Task directions
Copy every entry word for word. Skip the pictures.

Stored data

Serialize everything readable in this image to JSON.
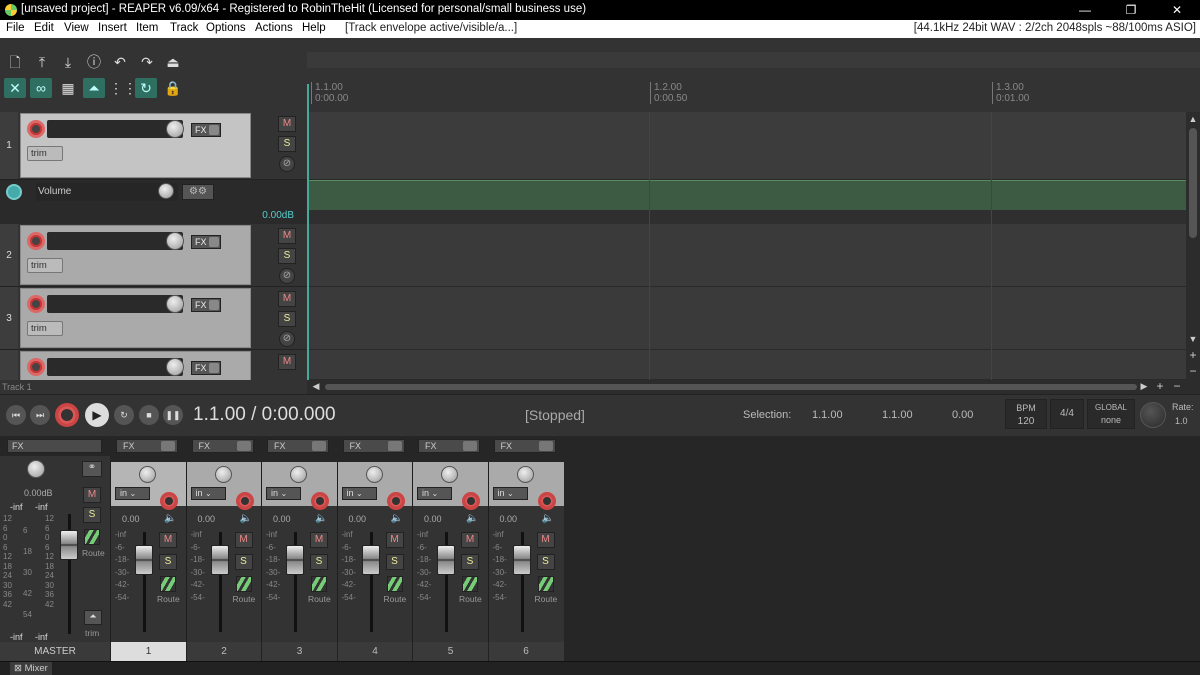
{
  "window": {
    "title": "[unsaved project] - REAPER v6.09/x64 - Registered to RobinTheHit (Licensed for personal/small business use)",
    "min": "—",
    "max": "❐",
    "close": "✕"
  },
  "menu": {
    "items": [
      "File",
      "Edit",
      "View",
      "Insert",
      "Item",
      "Track",
      "Options",
      "Actions",
      "Help"
    ],
    "envelope_status": "[Track envelope active/visible/a...]",
    "audio_status": "[44.1kHz 24bit WAV : 2/2ch 2048spls ~88/100ms ASIO]"
  },
  "ruler": {
    "markers": [
      {
        "bar": "1.1.00",
        "time": "0:00.00"
      },
      {
        "bar": "1.2.00",
        "time": "0:00.50"
      },
      {
        "bar": "1.3.00",
        "time": "0:01.00"
      }
    ]
  },
  "tracks": [
    {
      "num": "1",
      "trim": "trim"
    },
    {
      "num": "2",
      "trim": "trim"
    },
    {
      "num": "3",
      "trim": "trim"
    },
    {
      "num": "",
      "trim": ""
    }
  ],
  "envelope": {
    "name": "Volume",
    "value": "0.00dB"
  },
  "track_label": "Track 1",
  "transport": {
    "position": "1.1.00 / 0:00.000",
    "status": "[Stopped]",
    "selection_label": "Selection:",
    "sel_start": "1.1.00",
    "sel_end": "1.1.00",
    "sel_len": "0.00",
    "bpm_label": "BPM",
    "bpm": "120",
    "timesig": "4/4",
    "global_label": "GLOBAL",
    "global_val": "none",
    "rate_label": "Rate:",
    "rate": "1.0"
  },
  "mixer": {
    "master": {
      "fx": "FX",
      "db": "0.00dB",
      "peak_l": "-inf",
      "peak_r": "-inf",
      "bot_l": "-inf",
      "bot_r": "-inf",
      "m": "M",
      "s": "S",
      "route": "Route",
      "trim": "trim",
      "label": "MASTER",
      "scale_l": [
        "12",
        "6",
        "0",
        "6",
        "12",
        "18",
        "24",
        "30",
        "36",
        "42"
      ],
      "scale_c": [
        "6",
        "18",
        "30",
        "42",
        "54"
      ],
      "scale_r": [
        "12",
        "6",
        "0",
        "6",
        "12",
        "18",
        "24",
        "30",
        "36",
        "42"
      ]
    },
    "fx": "FX",
    "in": "in",
    "db": "0.00",
    "m": "M",
    "s": "S",
    "route": "Route",
    "scale": [
      "-inf",
      "-6-",
      "-18-",
      "-30-",
      "-42-",
      "-54-"
    ],
    "strips": [
      "1",
      "2",
      "3",
      "4",
      "5",
      "6"
    ],
    "tab": "Mixer"
  }
}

Reply to the task
Serialize everything readable in this image to JSON.
{
  "window": {
    "title": "[unsaved project] - REAPER v6.09/x64 - Registered to RobinTheHit (Licensed for personal/small business use)",
    "min": "—",
    "max": "❐",
    "close": "✕"
  },
  "menu": {
    "items": [
      "File",
      "Edit",
      "View",
      "Insert",
      "Item",
      "Track",
      "Options",
      "Actions",
      "Help"
    ],
    "envelope_status": "[Track envelope active/visible/a...]",
    "audio_status": "[44.1kHz 24bit WAV : 2/2ch 2048spls ~88/100ms ASIO]"
  },
  "ruler": {
    "markers": [
      {
        "bar": "1.1.00",
        "time": "0:00.00"
      },
      {
        "bar": "1.2.00",
        "time": "0:00.50"
      },
      {
        "bar": "1.3.00",
        "time": "0:01.00"
      }
    ]
  },
  "tracks": [
    {
      "num": "1",
      "trim": "trim"
    },
    {
      "num": "2",
      "trim": "trim"
    },
    {
      "num": "3",
      "trim": "trim"
    },
    {
      "num": "",
      "trim": ""
    }
  ],
  "envelope": {
    "name": "Volume",
    "value": "0.00dB"
  },
  "track_label": "Track 1",
  "transport": {
    "position": "1.1.00 / 0:00.000",
    "status": "[Stopped]",
    "selection_label": "Selection:",
    "sel_start": "1.1.00",
    "sel_end": "1.1.00",
    "sel_len": "0.00",
    "bpm_label": "BPM",
    "bpm": "120",
    "timesig": "4/4",
    "global_label": "GLOBAL",
    "global_val": "none",
    "rate_label": "Rate:",
    "rate": "1.0"
  },
  "mixer": {
    "master": {
      "fx": "FX",
      "db": "0.00dB",
      "peak_l": "-inf",
      "peak_r": "-inf",
      "bot_l": "-inf",
      "bot_r": "-inf",
      "m": "M",
      "s": "S",
      "route": "Route",
      "trim": "trim",
      "label": "MASTER",
      "scale_l": [
        "12",
        "6",
        "0",
        "6",
        "12",
        "18",
        "24",
        "30",
        "36",
        "42"
      ],
      "scale_c": [
        "6",
        "18",
        "30",
        "42",
        "54"
      ],
      "scale_r": [
        "12",
        "6",
        "0",
        "6",
        "12",
        "18",
        "24",
        "30",
        "36",
        "42"
      ]
    },
    "fx": "FX",
    "in": "in",
    "db": "0.00",
    "m": "M",
    "s": "S",
    "route": "Route",
    "scale": [
      "-inf",
      "-6-",
      "-18-",
      "-30-",
      "-42-",
      "-54-"
    ],
    "strips": [
      "1",
      "2",
      "3",
      "4",
      "5",
      "6"
    ],
    "tab": "Mixer"
  }
}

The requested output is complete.